▸ Directions for this task
Identify the lines that include the word "text", then copy all of them.

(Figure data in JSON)
+ + + + +
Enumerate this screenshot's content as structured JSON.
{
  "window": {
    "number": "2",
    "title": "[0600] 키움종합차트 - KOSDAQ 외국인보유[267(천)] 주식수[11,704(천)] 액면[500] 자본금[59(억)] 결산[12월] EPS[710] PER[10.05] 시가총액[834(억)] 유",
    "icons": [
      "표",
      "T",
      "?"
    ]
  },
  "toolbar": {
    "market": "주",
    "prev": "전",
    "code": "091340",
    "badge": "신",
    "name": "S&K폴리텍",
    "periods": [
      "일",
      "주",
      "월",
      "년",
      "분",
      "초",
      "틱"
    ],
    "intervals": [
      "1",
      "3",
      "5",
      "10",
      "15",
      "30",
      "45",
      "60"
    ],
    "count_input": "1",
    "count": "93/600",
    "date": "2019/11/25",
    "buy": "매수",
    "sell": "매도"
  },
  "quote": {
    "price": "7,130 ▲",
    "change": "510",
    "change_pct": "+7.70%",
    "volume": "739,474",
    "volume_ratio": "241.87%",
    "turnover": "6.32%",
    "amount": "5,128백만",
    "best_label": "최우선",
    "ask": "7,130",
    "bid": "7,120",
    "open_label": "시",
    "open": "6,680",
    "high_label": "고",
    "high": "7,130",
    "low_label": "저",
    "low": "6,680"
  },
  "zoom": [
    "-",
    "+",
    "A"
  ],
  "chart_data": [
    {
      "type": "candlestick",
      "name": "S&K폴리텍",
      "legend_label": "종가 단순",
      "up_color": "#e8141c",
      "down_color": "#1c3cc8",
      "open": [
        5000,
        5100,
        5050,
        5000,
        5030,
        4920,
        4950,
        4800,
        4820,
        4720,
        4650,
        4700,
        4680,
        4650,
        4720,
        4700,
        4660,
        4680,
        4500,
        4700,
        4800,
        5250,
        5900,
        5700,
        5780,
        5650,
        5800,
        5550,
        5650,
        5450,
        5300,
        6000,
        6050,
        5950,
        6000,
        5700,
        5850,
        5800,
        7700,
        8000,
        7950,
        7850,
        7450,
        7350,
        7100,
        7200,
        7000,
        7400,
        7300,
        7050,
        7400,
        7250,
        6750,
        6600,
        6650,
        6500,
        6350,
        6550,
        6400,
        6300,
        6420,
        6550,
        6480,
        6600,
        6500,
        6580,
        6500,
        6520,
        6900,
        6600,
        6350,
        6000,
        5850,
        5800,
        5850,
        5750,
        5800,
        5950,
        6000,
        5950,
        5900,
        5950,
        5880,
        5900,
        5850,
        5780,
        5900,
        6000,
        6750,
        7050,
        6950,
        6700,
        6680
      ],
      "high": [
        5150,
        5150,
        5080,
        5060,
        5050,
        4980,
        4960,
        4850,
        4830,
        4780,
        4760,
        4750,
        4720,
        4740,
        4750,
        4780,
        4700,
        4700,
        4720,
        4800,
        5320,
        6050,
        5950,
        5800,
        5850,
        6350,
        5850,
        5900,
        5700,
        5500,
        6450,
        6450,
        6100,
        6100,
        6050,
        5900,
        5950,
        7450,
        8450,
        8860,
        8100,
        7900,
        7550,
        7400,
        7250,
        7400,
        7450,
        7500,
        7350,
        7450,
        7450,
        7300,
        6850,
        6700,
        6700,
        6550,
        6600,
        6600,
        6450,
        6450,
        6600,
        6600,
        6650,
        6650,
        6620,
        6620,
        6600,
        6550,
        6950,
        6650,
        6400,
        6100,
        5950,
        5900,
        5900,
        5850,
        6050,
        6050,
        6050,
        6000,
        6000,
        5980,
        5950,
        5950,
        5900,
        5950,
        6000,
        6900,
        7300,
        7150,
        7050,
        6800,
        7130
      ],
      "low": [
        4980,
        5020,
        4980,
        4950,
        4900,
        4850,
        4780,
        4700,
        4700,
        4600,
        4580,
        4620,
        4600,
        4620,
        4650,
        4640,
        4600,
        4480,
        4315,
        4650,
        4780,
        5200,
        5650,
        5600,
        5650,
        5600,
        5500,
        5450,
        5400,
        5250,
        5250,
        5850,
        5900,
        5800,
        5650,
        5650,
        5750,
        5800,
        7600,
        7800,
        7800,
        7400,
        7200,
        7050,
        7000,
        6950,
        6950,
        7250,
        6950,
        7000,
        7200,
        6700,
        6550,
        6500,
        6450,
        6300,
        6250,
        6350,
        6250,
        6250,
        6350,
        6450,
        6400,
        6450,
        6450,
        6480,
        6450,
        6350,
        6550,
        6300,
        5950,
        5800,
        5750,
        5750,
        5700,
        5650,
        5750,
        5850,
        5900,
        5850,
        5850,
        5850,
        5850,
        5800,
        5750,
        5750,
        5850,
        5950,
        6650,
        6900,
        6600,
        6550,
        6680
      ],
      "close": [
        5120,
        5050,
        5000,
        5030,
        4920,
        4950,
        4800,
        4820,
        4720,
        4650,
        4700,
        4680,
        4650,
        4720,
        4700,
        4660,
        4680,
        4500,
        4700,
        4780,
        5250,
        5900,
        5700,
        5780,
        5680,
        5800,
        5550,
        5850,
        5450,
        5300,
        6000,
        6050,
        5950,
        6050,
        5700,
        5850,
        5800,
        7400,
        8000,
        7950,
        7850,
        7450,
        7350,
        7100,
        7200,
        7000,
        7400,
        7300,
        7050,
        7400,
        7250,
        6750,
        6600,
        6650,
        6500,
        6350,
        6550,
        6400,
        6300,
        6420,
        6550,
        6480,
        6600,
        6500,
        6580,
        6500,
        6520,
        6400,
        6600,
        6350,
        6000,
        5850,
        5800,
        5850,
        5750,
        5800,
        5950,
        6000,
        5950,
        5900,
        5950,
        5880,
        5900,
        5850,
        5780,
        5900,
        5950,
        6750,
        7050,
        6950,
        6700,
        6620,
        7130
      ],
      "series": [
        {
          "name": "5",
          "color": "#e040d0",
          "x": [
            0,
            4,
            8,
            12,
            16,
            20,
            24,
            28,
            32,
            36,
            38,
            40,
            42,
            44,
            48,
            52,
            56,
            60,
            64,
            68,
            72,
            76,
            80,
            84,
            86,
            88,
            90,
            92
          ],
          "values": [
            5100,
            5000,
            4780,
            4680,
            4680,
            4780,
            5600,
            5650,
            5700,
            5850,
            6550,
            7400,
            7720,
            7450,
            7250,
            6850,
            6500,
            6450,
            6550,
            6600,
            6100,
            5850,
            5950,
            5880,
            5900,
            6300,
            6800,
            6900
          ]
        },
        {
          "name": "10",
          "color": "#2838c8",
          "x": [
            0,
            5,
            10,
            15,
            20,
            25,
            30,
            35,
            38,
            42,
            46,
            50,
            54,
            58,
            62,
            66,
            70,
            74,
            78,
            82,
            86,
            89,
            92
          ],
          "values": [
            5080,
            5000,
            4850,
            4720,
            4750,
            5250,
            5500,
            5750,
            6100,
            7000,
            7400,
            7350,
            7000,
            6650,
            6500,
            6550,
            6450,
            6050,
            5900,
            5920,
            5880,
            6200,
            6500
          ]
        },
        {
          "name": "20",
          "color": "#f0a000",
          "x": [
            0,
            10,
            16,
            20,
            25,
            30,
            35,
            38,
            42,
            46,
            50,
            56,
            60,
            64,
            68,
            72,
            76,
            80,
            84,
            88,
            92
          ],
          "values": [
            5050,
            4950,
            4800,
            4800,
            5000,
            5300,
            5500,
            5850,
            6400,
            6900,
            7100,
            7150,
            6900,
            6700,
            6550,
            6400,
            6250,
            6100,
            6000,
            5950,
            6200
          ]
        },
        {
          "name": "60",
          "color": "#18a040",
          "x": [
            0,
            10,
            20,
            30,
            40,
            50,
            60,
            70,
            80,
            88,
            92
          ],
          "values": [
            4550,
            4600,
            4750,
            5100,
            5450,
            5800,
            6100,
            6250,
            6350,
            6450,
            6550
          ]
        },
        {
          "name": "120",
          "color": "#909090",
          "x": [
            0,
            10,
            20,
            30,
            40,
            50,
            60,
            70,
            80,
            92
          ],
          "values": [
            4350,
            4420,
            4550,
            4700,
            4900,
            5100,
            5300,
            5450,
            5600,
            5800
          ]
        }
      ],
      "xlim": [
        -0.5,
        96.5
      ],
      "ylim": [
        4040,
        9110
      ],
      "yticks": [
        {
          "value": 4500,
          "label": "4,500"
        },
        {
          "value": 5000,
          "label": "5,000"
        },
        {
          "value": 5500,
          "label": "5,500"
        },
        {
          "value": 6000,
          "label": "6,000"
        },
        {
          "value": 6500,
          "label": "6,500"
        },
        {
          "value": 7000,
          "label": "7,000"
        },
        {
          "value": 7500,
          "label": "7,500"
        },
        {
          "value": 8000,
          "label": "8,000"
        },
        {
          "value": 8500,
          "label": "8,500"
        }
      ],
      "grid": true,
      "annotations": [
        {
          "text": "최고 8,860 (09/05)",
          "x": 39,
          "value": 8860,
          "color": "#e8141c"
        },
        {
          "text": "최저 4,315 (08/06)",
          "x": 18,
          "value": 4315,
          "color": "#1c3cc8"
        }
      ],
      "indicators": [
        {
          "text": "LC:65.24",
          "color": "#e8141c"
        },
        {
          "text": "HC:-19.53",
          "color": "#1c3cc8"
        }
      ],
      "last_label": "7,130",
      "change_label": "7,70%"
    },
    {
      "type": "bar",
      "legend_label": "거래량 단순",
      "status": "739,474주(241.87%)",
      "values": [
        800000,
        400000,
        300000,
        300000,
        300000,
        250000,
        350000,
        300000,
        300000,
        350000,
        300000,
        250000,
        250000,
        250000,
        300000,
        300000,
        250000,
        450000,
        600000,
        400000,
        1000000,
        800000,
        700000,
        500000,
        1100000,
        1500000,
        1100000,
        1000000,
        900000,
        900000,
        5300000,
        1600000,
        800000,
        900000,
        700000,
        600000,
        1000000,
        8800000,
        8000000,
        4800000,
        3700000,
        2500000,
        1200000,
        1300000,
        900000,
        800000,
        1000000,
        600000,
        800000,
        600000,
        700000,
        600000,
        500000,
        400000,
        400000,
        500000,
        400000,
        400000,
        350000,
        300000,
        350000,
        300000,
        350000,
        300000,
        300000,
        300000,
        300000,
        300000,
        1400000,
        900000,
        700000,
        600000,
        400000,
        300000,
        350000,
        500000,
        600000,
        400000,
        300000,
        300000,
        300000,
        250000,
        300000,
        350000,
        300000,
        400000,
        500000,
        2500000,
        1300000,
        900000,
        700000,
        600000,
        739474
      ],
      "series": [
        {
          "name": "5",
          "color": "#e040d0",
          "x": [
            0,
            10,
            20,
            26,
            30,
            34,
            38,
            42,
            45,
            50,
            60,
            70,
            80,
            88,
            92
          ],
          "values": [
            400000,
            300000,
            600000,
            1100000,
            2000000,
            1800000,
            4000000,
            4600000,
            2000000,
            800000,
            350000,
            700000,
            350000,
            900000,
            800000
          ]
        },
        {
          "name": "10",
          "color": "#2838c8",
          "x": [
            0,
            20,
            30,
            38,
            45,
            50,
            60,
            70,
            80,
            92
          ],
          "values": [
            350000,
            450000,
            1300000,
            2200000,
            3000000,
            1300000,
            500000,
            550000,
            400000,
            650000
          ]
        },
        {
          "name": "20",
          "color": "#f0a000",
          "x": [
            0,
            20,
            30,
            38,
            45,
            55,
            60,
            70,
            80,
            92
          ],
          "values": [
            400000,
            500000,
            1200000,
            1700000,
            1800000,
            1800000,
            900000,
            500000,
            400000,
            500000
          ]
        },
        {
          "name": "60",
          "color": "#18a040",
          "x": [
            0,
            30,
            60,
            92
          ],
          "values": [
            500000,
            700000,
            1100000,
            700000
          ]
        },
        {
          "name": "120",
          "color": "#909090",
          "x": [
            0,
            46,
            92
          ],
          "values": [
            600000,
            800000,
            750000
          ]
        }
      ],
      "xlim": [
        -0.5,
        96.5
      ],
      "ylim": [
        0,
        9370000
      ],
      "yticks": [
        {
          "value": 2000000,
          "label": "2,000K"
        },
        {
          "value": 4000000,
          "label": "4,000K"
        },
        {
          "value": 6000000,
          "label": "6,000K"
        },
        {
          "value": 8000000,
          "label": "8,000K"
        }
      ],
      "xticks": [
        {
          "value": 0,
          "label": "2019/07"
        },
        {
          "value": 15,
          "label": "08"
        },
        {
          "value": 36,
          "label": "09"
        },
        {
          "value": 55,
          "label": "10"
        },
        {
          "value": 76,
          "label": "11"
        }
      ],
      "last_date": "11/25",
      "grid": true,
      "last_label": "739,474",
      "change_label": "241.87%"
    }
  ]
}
+ + + + +
▸ Response to the task
          "text": "최고 8,860 (09/05)",
          "text": "최저 4,315 (08/06)",
          "text": "LC:65.24",
          "text": "HC:-19.53",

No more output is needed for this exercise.